Required tasks
**A)** Answer each question from the blog post about returning to VeriSign, marking your answers (i), (ii) and (iii) to match:
(i) How long was the hiatus before the return to VeriSign?
(ii) Which team was the second interview for?
(iii) What date appears on the "Follow Up" entry?
**B)** Write what comes next in the blog post about returning to VeriSign, starting after its last sentence.

Document passage

Anyway, the moral to this story is that low and behold, I’m back at VeriSign. After a three month hiatus watching the kids, doing personal stuff, taking two classes at West Valley, and watching as many Beverly Hills 90210 re-runs as humanly possible (even watching re-runs of re-runs in case I missed anything the first and second time) it was time to go back to work. I had two different interviews at VeriSign before going right back to accounting/finance. My first interview was with someone who shall remain nameless because I don’t want to pollute my site. And the second interview for a spot on the Technical Support team where my boy Albert is. To read his musings, click here. That interview was great. I thoroughly enjoyed it and I do believe that if they receive more reqs for their team, I may be on it someday. But until then, I’m happy in finance. Yah, there’s not too much problem solving like at Epinions. It’s more or less calling customers who don’t want to pay for their product when we’ve already given it to them. So you get to deal with some shady people. But as of right now, I consider it home.

Damn cyclical.

Follow Up

July 18th, 2001 Permalink

Quick update. I guess my memory failed me. As I was telling my wife of my writings yesterday, she basically told me that my memory sucks. If you read my latest post, I told the story of the origin of my two son’s first names. My wife told me that I had given my uncle the poem about his son the same Christmas that my son Brian was already born. So I had already asked Gary if I could name my son after Brian before I wrote the poem, since my Brian was already on his way. Basically, it was a memory screw up. I can’t even blame being senile.

Provided information
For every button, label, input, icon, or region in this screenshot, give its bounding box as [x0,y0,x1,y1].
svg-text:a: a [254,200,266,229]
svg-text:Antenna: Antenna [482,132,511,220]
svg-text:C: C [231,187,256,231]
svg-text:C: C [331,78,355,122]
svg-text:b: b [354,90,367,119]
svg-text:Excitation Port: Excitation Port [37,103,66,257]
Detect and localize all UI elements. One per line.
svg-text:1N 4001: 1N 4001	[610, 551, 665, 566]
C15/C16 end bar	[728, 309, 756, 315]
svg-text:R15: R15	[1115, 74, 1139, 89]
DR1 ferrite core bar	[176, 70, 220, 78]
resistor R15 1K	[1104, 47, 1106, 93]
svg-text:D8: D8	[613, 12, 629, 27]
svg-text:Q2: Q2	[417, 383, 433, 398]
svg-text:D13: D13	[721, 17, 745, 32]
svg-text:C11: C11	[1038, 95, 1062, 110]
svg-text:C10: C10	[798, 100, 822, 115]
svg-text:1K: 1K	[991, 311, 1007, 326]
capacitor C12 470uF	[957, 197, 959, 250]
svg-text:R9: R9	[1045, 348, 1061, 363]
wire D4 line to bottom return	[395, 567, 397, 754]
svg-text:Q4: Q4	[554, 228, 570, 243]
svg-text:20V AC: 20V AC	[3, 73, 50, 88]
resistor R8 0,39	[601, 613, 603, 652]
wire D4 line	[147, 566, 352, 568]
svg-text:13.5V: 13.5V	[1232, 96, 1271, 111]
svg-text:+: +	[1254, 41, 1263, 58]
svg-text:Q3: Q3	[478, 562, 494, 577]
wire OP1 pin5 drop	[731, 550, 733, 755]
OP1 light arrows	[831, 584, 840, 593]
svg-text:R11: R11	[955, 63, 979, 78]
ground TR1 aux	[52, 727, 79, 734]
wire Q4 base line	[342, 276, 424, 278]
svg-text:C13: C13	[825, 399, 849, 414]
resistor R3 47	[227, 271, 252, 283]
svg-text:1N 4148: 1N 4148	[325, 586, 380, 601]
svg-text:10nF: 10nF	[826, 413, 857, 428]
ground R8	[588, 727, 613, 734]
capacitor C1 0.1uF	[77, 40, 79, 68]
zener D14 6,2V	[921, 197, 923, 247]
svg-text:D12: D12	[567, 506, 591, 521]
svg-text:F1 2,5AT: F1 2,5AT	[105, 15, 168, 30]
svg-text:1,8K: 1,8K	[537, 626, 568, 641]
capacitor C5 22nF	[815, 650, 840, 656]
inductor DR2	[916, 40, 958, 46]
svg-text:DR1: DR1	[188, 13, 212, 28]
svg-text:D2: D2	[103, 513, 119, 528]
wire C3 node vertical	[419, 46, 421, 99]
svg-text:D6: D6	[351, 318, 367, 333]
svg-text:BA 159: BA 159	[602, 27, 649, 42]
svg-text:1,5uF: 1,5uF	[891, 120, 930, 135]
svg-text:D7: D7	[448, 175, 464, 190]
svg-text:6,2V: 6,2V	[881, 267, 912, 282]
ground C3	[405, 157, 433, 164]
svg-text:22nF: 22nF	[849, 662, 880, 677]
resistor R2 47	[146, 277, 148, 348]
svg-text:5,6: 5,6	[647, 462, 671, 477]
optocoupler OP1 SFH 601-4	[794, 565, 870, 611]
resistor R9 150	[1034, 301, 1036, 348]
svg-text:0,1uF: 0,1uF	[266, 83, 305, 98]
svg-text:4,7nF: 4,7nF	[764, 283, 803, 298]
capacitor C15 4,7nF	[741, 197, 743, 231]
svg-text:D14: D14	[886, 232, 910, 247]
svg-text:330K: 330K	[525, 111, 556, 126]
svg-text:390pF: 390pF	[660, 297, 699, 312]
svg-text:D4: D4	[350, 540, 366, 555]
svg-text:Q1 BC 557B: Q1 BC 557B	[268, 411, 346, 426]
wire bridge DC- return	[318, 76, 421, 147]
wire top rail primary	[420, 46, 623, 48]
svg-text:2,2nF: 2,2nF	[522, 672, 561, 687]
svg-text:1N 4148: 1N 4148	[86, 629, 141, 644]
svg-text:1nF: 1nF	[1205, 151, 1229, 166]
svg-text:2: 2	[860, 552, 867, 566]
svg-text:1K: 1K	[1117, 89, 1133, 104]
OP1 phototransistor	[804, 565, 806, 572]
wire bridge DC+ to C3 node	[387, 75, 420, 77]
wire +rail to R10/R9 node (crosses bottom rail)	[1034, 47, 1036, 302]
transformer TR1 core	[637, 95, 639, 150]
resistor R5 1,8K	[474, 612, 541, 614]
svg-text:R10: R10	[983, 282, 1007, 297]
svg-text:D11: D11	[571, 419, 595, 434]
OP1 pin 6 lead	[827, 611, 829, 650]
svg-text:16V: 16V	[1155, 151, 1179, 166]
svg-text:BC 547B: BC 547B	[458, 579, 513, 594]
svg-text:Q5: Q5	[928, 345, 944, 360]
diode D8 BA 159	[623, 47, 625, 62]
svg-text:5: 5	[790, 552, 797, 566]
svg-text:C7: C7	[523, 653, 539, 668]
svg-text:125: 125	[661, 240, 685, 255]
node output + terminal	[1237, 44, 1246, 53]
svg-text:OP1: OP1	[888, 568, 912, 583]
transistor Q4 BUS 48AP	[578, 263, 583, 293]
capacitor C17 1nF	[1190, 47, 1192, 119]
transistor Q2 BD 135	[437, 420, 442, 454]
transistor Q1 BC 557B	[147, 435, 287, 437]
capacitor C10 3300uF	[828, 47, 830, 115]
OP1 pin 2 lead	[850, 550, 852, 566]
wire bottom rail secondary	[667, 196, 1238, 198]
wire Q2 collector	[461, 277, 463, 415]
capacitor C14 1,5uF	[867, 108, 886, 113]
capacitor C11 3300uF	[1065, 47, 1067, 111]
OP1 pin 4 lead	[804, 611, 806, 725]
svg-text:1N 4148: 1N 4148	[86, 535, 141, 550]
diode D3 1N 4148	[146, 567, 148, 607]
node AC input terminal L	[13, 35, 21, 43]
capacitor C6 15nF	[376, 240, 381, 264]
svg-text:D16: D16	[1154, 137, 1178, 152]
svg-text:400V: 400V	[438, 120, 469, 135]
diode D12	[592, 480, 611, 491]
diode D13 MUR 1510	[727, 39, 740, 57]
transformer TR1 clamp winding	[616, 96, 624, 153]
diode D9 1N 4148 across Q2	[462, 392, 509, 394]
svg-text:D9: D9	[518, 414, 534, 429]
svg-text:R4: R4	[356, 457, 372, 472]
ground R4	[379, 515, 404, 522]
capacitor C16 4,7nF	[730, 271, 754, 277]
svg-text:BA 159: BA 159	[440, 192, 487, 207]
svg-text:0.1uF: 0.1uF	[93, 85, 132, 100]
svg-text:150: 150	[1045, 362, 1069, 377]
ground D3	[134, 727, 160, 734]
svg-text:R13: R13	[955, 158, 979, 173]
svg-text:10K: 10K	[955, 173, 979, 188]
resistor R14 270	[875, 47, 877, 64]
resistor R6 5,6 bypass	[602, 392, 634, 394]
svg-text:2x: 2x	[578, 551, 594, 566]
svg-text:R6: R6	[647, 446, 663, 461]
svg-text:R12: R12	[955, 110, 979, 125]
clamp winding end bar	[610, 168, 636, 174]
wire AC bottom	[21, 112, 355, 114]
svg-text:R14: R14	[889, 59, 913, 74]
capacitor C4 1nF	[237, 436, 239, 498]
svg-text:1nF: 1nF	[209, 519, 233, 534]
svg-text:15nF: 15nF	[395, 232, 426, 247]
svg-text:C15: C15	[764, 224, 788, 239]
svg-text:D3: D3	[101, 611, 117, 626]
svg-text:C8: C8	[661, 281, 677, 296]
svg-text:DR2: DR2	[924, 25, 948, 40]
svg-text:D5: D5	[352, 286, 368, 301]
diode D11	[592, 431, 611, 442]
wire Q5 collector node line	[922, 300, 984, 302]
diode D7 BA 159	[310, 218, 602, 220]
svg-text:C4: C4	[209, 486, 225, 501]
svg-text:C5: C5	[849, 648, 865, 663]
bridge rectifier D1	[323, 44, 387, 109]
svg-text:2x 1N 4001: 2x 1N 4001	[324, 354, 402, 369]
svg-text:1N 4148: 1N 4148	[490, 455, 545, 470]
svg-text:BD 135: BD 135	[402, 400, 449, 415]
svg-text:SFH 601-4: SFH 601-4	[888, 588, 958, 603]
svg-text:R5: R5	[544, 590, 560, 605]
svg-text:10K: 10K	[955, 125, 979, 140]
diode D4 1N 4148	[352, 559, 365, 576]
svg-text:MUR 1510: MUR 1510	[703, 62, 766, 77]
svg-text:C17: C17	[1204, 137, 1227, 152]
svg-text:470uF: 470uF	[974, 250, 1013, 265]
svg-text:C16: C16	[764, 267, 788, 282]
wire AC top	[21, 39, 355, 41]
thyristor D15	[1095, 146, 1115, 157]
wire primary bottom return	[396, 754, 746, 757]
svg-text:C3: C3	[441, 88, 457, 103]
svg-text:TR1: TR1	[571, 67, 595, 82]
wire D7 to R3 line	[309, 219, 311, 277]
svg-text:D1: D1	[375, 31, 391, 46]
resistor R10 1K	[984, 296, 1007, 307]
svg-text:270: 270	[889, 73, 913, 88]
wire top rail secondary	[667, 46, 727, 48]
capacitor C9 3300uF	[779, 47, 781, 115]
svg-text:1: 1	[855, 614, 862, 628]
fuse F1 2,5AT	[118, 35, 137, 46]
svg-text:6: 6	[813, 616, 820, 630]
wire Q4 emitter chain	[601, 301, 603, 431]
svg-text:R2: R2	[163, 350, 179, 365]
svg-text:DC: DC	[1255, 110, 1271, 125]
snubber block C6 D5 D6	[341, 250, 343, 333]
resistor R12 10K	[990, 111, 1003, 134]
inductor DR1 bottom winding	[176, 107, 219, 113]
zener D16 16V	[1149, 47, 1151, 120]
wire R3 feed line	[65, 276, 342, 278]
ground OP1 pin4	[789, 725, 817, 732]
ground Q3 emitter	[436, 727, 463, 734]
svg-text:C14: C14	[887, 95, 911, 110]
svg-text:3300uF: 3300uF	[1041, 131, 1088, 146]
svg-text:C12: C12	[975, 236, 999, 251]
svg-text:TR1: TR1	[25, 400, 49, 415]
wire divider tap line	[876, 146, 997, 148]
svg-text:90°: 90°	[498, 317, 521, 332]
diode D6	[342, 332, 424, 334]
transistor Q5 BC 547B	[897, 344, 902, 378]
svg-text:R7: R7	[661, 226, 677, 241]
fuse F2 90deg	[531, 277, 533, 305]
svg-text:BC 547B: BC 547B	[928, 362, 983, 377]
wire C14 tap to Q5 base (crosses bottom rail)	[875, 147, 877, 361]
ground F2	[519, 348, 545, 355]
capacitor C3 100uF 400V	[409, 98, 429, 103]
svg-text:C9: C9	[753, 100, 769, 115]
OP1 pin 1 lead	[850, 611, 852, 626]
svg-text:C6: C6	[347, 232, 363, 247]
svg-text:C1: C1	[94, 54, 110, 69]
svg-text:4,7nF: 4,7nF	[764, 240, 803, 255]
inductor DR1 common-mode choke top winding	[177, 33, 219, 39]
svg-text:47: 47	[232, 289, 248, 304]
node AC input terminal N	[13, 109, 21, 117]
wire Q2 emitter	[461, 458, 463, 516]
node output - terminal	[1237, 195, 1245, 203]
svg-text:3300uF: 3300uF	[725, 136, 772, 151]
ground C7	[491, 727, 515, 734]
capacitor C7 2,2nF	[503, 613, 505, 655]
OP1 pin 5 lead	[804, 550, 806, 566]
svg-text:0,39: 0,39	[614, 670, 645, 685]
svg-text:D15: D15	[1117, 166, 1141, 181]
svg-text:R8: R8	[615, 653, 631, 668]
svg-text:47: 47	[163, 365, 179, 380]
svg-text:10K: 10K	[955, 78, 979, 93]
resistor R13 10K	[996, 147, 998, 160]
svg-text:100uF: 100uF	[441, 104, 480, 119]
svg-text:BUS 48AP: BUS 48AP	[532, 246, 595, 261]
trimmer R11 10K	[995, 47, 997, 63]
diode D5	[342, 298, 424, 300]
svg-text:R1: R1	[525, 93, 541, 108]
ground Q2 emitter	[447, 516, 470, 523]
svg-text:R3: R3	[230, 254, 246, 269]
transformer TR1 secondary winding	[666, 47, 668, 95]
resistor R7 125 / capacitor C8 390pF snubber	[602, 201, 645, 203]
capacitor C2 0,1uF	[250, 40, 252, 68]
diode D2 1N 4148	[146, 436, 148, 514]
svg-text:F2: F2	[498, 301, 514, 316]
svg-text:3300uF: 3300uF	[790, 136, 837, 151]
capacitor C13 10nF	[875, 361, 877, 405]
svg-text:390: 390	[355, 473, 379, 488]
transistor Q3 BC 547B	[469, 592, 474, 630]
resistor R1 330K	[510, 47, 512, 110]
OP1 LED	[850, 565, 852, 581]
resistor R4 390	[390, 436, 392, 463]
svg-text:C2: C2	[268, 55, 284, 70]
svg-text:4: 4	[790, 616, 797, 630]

Solved tasks
**A)**
(i) Three months.
(ii) The Technical Support team.
(iii) July 18th, 2001.

**B)**
Naming Kids

July 18th, 2001 Permalink

I was reminded twice in the past week why I gave my kids the names they have. On Saturday, Carol and I took the boys to a birthday party for my cousin’s son. I don’t really have much of a relationship with my cousin Aaron, let alone most of my father’s side of the family save for his two sisters Helen and Carol and their kids and grand kids. There is so much family that I don’t really remember their names that well. That’s awful of me, but my sister and I grew up seeing them only twice a year. So at the party, my dad was touting my son Jonathan (JJ for short) as the new Johnny. The old Johnny was my dad’s brother who passed away in a car accident when my dad was young. My dad even gave himself the middle name of John (he was never given one) in honor of his big brother. My dad used to tell me stories of his brother being so cool. Cooler than James Dean and he said his brother was Elvis before Elvis.

So as my dad said this to his cousin, it really dawned on me that I’m glad that Carol and I gave our children meaningful names. Jonathan was named more so because Carol liked the name, than for the uncle that I was never able to meet, but there’s a reason why I call him Johnny. The reason being that I believe family names need life long after the person who went by that name passes. To me, my father’s brother wasn’t an important part of my life because I never met him. But to my dad, he meant everything. Think about losing your idol as a young kid. Think about losing the one person you looked up to and that one person you knew would protect you for your entire life. To him, me calling my son Johnny means everything.